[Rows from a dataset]
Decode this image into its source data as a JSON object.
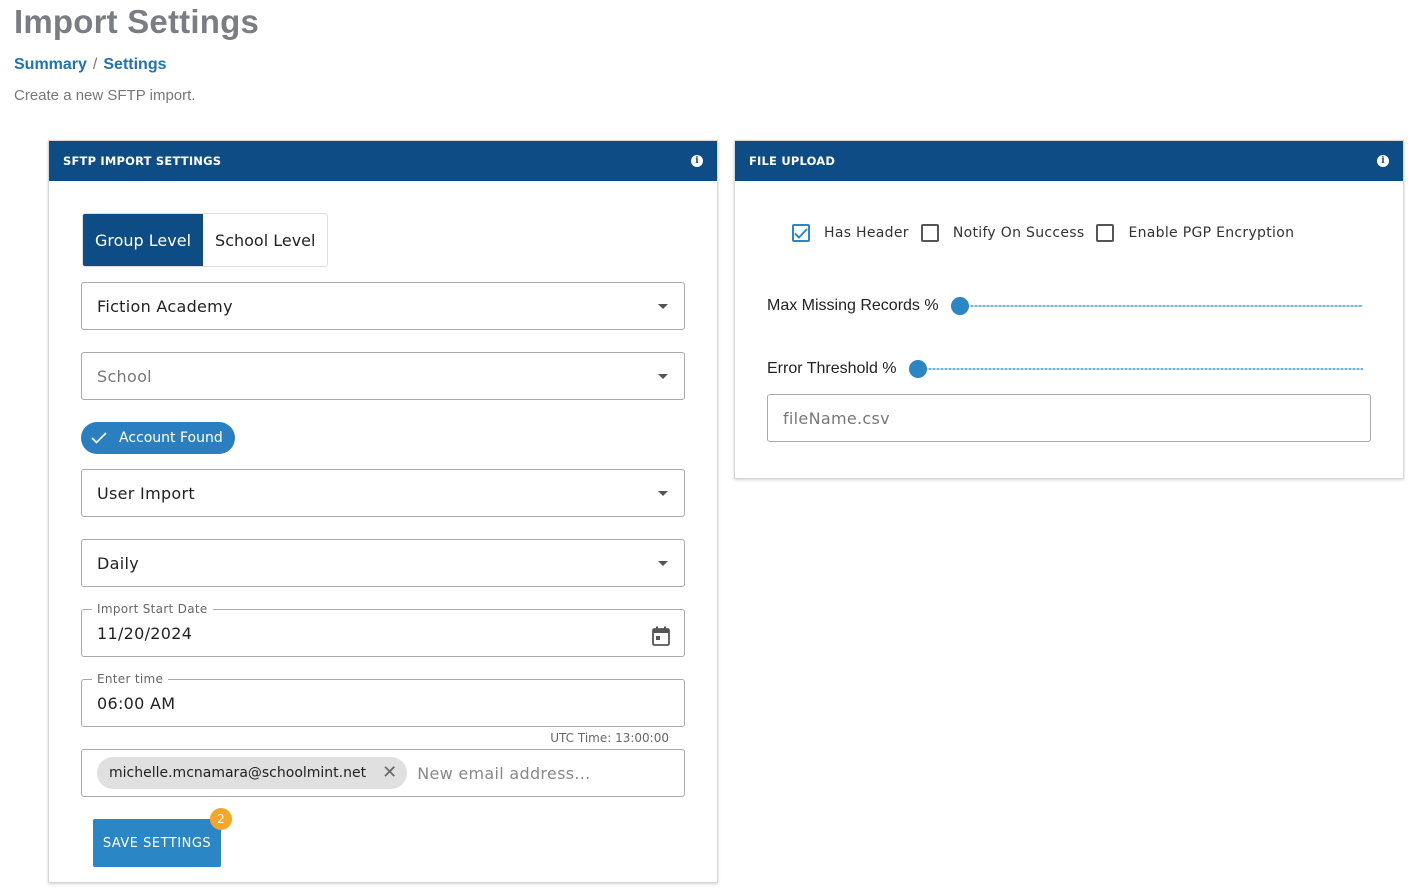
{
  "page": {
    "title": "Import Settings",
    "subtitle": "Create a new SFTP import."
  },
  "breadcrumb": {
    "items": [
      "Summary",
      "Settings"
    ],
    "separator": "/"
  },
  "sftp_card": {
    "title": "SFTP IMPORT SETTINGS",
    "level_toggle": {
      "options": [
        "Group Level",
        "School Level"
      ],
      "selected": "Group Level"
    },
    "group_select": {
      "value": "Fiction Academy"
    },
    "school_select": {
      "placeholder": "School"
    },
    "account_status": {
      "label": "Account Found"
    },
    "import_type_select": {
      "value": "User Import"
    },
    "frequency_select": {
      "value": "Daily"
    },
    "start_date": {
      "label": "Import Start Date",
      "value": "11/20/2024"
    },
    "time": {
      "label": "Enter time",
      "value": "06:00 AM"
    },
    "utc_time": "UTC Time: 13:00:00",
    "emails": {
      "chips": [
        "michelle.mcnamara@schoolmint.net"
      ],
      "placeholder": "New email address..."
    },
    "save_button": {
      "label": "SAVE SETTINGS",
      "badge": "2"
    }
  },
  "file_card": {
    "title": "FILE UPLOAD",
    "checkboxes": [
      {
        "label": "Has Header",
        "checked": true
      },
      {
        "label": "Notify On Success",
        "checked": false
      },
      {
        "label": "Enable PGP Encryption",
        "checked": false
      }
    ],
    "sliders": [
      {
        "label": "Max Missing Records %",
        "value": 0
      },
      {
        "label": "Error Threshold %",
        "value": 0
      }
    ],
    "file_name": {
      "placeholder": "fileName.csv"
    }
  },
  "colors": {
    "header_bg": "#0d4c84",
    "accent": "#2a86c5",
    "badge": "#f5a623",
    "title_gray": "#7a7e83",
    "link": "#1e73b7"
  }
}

--

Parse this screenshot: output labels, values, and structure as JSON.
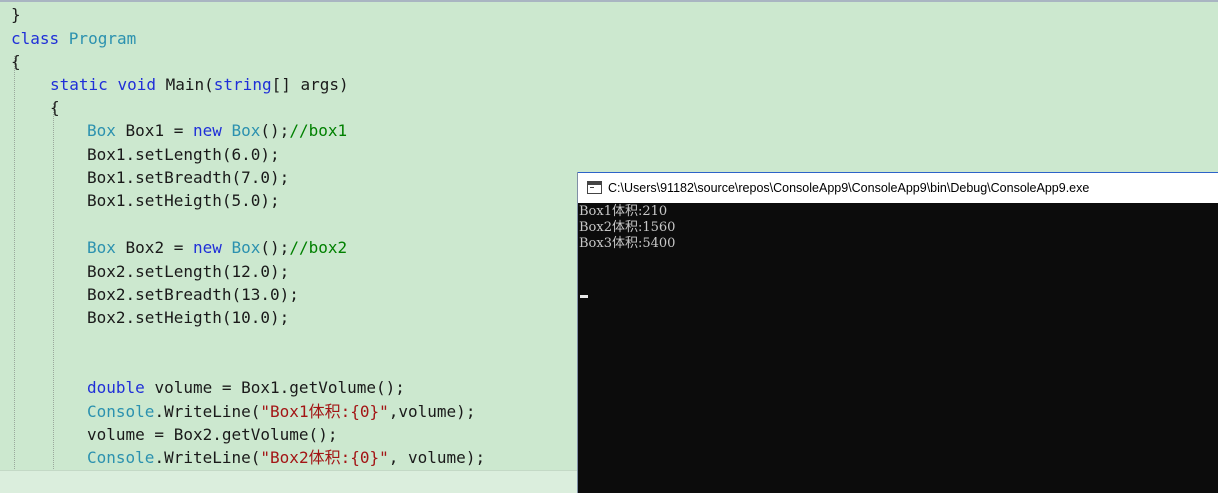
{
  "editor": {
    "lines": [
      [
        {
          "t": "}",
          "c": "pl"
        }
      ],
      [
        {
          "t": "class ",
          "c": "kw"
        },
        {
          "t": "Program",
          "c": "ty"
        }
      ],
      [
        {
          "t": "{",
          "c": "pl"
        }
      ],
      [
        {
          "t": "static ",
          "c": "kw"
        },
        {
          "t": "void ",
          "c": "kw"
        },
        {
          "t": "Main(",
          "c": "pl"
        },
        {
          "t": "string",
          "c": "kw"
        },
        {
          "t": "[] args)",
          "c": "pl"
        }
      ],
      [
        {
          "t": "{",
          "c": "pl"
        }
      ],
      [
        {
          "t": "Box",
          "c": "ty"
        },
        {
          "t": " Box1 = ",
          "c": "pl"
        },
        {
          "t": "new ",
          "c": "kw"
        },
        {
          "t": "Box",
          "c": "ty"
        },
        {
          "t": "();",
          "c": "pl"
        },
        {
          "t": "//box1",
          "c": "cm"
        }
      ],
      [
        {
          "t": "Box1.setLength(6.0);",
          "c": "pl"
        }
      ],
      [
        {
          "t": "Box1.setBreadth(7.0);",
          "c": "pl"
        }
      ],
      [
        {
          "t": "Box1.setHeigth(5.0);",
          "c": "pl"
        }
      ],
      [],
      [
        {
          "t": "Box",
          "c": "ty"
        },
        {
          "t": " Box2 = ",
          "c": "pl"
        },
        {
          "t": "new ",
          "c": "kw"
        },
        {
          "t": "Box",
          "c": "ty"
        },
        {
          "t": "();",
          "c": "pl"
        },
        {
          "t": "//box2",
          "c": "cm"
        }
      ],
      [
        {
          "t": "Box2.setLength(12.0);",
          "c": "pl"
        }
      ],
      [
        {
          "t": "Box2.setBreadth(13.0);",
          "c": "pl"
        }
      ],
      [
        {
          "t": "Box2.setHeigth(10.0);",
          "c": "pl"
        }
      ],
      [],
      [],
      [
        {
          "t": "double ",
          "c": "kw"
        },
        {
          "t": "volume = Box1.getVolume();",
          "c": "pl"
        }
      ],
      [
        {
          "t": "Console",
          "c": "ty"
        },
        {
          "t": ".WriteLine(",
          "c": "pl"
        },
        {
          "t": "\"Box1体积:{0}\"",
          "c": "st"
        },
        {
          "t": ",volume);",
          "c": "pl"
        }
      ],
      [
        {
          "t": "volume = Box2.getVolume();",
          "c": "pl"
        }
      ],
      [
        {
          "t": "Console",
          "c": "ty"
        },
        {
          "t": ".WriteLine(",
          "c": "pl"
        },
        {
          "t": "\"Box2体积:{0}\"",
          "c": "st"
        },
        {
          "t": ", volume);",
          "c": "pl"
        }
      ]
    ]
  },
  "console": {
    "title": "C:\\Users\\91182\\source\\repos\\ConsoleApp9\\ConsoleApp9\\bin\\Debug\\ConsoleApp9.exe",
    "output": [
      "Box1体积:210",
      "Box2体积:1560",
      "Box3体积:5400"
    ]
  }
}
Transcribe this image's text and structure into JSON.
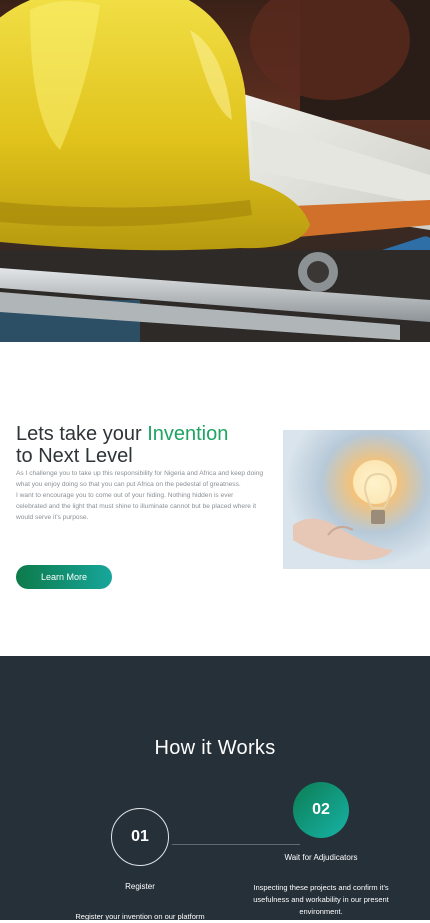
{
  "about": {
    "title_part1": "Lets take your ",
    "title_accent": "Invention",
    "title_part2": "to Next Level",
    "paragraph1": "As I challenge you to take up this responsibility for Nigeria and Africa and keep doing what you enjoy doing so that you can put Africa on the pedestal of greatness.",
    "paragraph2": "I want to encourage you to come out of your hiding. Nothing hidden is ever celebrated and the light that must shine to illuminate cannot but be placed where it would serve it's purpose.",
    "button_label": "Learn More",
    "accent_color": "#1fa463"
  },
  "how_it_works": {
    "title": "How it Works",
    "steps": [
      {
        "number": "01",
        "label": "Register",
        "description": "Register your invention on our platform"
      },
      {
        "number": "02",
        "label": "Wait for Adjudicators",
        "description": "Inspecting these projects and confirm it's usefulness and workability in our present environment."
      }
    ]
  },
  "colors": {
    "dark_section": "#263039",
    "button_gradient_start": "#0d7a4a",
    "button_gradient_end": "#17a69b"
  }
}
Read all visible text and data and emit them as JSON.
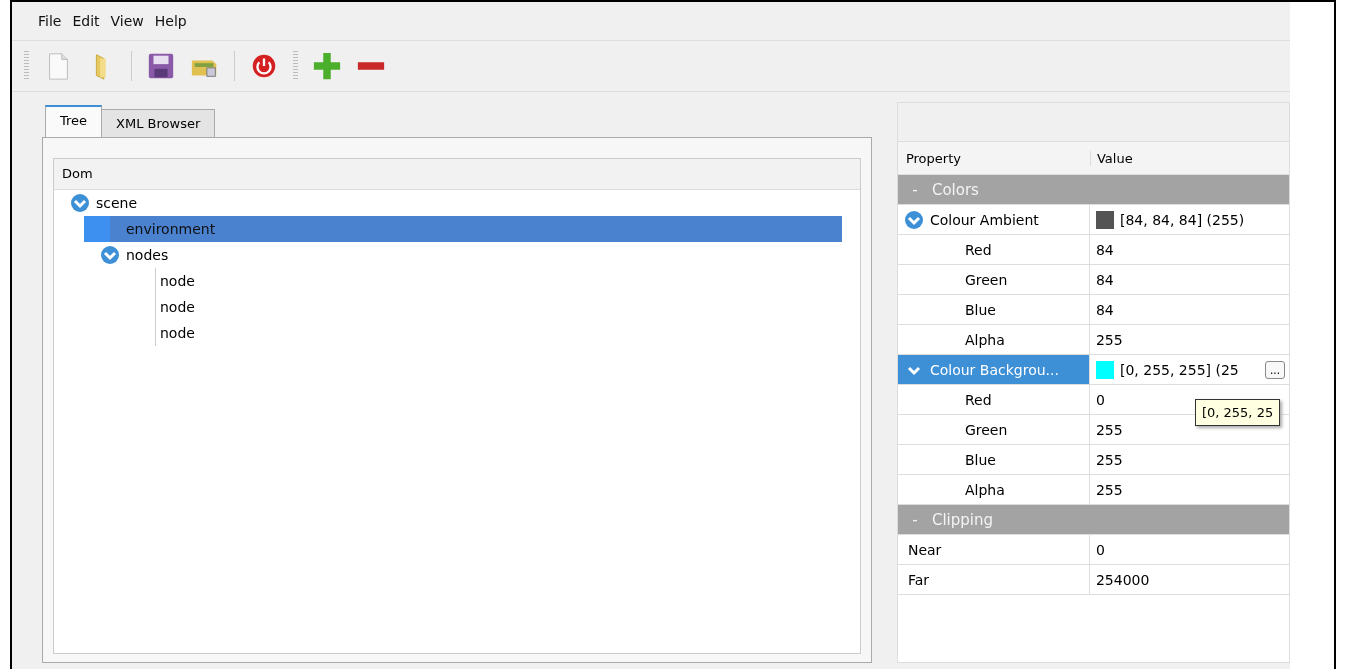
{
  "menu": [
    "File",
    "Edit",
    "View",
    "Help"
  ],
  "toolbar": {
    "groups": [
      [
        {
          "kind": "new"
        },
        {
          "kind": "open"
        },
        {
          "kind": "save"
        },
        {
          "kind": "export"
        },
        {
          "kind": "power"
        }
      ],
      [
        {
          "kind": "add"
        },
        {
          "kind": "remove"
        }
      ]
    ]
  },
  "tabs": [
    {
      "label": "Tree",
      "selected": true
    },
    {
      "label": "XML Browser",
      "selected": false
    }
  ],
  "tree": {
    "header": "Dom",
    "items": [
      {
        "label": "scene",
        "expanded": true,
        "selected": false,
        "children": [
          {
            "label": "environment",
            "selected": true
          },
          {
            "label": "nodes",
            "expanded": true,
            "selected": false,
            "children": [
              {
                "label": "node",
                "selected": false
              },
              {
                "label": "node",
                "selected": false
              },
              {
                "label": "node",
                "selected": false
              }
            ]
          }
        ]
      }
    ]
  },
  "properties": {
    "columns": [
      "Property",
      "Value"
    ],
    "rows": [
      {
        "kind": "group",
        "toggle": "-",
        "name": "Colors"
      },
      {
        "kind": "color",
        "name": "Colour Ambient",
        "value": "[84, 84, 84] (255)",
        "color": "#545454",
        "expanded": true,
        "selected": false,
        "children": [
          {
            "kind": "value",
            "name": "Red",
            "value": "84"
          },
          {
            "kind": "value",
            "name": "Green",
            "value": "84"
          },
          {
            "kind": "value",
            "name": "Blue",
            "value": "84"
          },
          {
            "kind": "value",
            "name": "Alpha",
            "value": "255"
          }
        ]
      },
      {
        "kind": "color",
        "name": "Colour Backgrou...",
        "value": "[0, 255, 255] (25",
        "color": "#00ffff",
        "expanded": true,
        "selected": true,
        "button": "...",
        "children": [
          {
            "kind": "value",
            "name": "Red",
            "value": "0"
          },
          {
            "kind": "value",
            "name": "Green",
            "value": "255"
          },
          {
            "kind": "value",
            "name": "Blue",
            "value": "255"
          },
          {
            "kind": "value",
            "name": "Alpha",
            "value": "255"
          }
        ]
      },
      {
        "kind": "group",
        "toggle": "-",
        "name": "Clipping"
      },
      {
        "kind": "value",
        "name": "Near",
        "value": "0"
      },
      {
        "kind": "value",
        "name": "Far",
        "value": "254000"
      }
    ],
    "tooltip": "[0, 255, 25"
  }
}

Set problem =>
Using the records above, gather all lines where the string "true" is present.

Written answer =>
        "checked": true
      "selected": true
        "expanded": true,
            "selected": true
            "expanded": true,
        "expanded": true,
        "expanded": true,
        "selected": true,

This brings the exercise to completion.